From the listing below, pull out every line where the string "content" appears.

>> START

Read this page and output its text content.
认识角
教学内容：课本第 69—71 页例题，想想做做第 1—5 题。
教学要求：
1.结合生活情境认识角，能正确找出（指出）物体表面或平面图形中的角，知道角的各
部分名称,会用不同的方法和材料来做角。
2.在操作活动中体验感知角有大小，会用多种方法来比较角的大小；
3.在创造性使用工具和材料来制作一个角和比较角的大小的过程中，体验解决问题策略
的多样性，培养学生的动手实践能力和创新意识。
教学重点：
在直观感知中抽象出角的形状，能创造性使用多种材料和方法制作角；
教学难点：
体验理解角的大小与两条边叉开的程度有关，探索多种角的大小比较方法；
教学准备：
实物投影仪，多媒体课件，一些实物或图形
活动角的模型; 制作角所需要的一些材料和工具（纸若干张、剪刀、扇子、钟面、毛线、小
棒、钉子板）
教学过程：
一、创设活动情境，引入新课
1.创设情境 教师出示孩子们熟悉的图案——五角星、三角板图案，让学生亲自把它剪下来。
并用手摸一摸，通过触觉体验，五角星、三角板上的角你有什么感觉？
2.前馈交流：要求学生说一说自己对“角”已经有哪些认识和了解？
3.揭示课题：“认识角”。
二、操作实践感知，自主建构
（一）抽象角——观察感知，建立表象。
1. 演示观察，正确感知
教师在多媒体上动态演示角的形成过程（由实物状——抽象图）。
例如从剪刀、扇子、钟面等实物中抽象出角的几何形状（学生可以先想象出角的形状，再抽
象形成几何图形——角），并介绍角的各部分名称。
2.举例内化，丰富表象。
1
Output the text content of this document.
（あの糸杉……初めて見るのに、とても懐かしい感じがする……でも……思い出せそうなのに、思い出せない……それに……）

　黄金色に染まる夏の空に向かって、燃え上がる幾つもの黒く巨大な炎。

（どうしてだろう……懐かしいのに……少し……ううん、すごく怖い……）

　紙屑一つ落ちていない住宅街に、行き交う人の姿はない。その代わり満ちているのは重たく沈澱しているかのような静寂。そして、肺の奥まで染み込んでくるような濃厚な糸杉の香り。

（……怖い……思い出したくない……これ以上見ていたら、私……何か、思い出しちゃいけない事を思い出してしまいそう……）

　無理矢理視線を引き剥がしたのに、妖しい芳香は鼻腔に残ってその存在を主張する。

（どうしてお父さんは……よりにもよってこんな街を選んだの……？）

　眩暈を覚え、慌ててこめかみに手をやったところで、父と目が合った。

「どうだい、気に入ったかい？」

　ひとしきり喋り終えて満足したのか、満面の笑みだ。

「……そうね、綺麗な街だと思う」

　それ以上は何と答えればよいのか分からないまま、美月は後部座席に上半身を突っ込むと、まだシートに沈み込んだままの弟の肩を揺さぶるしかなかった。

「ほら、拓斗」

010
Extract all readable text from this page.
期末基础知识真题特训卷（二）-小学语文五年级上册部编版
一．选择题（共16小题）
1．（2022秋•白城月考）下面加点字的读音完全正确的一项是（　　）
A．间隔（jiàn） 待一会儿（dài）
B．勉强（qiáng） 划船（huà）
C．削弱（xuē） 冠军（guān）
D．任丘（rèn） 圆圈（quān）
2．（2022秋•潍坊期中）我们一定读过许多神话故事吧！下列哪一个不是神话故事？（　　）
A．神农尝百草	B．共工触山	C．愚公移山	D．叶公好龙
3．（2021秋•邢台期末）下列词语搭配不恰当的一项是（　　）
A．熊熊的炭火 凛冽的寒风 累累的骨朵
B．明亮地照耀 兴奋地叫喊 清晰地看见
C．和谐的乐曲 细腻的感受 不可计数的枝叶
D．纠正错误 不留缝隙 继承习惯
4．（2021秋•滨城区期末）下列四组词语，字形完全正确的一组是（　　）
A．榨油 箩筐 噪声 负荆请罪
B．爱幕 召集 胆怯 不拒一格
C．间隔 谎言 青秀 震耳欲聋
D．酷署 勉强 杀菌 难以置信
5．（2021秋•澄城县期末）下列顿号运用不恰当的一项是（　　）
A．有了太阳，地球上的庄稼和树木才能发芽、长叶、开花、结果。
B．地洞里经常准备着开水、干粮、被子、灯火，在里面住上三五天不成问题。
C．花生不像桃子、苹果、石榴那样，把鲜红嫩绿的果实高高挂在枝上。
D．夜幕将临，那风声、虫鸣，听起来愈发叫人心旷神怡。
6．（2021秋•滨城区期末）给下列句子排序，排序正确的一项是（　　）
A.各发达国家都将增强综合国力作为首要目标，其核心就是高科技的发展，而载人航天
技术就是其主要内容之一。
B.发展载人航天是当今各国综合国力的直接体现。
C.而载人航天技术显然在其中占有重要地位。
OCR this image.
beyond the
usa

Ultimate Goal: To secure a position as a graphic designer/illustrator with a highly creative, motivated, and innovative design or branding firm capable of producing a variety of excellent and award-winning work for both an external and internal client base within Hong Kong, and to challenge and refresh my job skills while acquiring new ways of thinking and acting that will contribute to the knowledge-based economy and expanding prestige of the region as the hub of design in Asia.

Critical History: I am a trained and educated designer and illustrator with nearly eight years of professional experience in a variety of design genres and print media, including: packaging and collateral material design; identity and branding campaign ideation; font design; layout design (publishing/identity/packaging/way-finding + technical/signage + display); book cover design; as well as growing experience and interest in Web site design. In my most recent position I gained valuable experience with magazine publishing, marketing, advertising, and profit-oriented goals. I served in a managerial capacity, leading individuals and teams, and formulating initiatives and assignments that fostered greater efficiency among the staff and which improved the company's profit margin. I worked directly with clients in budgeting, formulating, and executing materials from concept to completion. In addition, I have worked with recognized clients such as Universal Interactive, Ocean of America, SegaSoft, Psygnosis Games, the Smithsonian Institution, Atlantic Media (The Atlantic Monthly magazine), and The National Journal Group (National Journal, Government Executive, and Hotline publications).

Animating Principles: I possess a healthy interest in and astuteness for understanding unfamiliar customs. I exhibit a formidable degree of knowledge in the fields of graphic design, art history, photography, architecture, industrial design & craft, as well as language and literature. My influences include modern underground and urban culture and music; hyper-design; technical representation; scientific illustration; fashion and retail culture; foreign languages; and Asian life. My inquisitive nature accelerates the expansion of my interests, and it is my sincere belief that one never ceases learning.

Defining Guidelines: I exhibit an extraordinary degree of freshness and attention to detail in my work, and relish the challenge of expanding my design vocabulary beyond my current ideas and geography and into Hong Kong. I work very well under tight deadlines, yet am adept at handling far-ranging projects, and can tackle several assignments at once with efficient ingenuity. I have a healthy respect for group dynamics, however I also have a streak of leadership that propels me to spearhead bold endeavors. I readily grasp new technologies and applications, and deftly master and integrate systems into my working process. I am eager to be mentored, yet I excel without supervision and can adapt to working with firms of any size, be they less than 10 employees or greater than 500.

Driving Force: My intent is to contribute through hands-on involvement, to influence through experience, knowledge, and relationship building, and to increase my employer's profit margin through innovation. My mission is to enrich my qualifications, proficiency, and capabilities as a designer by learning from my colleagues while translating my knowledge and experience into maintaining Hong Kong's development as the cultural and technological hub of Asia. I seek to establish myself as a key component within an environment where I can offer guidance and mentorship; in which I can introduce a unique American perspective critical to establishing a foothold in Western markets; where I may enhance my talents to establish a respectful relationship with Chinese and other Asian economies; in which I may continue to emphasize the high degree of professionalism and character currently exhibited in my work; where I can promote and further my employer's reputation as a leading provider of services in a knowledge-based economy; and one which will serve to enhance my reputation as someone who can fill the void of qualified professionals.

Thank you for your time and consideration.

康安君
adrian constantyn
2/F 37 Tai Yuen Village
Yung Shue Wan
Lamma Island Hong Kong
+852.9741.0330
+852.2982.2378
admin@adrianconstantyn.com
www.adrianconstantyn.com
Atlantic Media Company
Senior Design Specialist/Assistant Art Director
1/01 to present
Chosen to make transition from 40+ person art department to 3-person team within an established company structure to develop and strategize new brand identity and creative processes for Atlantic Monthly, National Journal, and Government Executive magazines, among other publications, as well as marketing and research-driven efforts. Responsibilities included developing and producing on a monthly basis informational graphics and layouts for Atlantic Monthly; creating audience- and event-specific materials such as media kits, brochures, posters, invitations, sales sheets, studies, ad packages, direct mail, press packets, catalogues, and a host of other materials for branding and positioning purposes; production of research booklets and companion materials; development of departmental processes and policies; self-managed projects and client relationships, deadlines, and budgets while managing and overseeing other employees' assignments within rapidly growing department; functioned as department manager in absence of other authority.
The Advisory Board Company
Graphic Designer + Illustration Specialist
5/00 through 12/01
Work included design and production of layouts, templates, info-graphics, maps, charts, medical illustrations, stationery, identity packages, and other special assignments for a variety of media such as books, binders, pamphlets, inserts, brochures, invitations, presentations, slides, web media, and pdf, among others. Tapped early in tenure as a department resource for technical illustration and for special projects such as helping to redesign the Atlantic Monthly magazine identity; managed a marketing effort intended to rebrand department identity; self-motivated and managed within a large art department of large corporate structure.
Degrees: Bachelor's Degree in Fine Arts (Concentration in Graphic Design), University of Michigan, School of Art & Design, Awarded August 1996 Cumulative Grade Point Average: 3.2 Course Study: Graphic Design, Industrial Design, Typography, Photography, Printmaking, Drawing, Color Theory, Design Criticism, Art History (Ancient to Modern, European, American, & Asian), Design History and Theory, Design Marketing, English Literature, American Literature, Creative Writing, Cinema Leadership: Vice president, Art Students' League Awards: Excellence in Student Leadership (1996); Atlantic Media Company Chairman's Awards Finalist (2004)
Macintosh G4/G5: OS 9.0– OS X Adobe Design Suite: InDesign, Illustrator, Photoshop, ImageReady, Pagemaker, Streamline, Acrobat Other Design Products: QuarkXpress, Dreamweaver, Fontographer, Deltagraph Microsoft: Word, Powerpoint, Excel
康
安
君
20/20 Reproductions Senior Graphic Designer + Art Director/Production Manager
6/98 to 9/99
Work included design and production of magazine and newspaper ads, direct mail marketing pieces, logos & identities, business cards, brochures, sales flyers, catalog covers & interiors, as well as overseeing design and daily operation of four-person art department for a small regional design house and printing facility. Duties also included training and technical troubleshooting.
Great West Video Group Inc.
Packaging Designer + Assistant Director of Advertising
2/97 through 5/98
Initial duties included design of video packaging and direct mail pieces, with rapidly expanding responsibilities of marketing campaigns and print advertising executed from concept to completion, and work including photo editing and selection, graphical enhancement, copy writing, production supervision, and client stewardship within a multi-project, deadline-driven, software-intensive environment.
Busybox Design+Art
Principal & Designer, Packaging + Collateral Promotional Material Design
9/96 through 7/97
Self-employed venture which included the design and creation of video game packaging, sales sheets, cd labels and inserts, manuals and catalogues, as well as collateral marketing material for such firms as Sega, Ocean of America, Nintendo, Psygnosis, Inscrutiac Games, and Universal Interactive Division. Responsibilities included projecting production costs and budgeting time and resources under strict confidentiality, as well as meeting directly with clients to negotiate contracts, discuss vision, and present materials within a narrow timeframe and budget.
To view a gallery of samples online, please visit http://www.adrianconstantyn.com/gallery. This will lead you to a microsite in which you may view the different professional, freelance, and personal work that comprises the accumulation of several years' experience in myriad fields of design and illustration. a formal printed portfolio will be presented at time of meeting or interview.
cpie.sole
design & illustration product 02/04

>> END

## ANSWER FOR THE TASK
Read this page and output its text content.
Output the text content of this document.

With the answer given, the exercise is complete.